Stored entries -
--- BEGIN ---

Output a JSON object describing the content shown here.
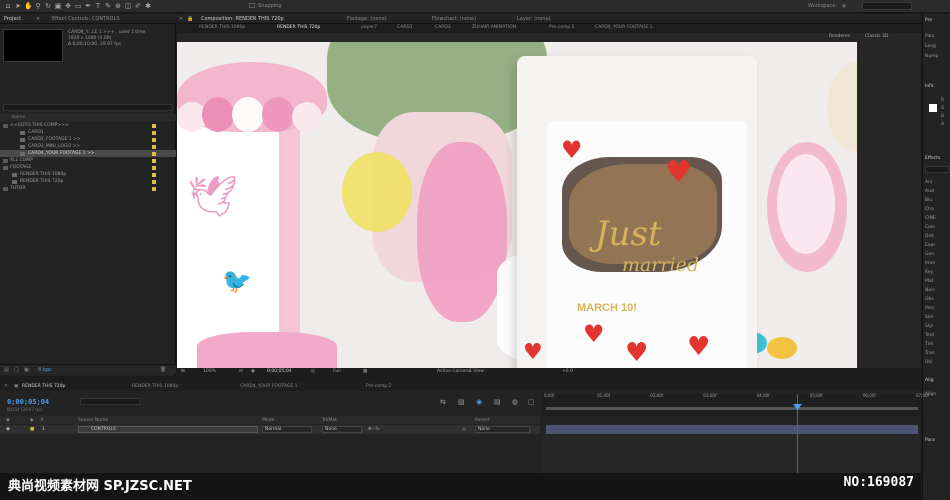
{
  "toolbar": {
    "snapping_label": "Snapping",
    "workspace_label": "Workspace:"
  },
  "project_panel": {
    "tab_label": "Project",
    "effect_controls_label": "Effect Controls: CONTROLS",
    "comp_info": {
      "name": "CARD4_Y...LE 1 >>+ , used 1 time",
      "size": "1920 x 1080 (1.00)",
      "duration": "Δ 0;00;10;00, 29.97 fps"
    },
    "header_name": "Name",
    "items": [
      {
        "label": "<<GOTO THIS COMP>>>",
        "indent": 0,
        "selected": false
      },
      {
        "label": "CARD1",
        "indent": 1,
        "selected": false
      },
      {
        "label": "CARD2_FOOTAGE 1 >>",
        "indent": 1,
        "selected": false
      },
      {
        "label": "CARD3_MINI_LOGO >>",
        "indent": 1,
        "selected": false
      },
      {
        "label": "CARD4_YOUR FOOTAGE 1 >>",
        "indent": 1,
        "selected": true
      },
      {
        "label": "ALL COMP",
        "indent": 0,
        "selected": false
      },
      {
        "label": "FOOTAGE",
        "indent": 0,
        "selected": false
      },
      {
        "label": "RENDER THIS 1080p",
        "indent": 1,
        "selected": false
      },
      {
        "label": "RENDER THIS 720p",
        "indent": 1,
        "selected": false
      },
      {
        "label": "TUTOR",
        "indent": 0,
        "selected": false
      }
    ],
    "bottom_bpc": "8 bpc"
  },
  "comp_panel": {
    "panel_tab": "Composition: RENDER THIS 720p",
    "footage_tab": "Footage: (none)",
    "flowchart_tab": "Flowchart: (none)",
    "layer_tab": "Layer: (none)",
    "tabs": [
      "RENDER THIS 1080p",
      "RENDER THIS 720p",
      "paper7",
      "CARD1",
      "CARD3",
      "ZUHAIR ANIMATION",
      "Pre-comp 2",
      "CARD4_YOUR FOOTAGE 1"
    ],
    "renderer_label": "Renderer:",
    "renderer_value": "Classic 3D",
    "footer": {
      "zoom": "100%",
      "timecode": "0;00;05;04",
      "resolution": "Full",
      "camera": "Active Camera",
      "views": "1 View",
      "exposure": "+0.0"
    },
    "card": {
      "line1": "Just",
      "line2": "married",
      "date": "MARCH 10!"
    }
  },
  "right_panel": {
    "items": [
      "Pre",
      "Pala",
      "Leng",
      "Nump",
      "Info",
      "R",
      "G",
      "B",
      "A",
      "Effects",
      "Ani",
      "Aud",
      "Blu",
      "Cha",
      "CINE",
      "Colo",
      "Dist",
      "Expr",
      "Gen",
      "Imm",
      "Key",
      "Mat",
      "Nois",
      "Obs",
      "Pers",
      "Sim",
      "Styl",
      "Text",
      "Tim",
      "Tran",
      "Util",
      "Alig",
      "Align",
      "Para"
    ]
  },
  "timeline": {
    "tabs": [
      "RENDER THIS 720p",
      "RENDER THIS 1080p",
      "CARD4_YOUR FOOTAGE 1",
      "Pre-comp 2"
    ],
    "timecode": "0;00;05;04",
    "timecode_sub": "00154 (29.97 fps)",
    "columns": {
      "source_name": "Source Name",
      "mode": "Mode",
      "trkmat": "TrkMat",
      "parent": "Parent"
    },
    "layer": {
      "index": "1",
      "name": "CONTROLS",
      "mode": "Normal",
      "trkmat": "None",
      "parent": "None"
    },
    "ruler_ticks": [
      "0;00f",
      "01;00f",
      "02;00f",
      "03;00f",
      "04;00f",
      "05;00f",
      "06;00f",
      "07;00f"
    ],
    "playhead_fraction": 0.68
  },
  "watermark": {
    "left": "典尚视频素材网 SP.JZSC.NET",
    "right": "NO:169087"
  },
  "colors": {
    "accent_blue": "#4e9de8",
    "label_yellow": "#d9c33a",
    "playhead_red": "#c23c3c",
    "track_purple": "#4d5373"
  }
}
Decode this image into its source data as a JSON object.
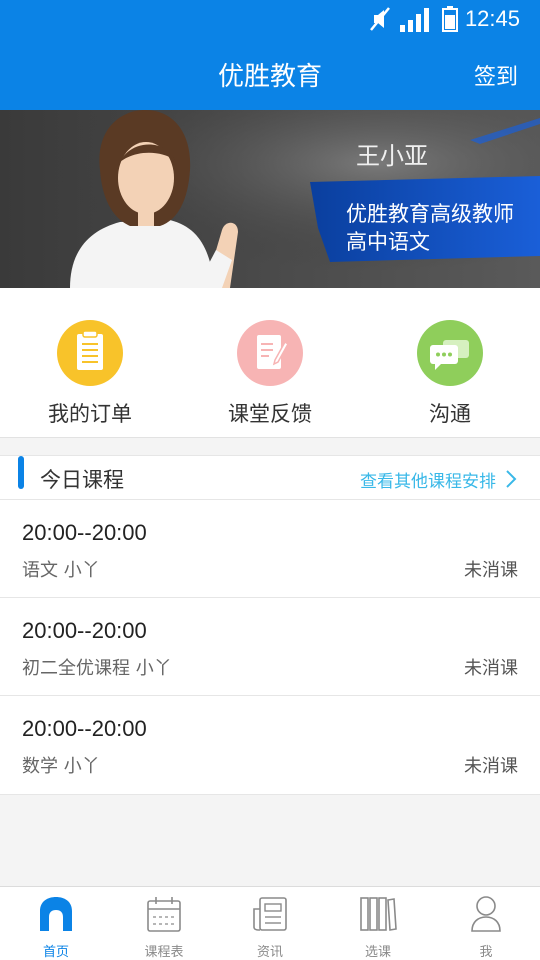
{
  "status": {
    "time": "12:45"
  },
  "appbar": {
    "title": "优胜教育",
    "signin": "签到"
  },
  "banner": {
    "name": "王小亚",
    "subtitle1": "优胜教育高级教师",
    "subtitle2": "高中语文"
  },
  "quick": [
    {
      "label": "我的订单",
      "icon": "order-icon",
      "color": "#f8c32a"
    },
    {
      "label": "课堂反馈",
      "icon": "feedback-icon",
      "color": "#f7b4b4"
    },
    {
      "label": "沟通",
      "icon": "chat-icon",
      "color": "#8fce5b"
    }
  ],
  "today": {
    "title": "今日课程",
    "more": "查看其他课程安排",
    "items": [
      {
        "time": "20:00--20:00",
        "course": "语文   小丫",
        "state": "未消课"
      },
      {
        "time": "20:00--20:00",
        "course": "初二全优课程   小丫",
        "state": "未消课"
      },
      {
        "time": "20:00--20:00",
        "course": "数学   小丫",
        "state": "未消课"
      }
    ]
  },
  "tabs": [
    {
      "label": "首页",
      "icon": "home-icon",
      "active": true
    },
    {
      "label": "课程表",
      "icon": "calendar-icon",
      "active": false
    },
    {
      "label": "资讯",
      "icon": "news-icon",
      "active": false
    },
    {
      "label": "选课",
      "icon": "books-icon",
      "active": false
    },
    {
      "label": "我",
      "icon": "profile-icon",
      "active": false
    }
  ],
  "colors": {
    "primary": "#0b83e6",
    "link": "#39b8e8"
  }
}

--- END ---

TASK INSTRUCTIONS -
Select every line above that contains the word "icon", and copy it.

EXPECTED ANSWER -
      "icon": "order-icon",
      "icon": "feedback-icon",
      "icon": "chat-icon",
      "icon": "home-icon",
      "icon": "calendar-icon",
      "icon": "news-icon",
      "icon": "books-icon",
      "icon": "profile-icon",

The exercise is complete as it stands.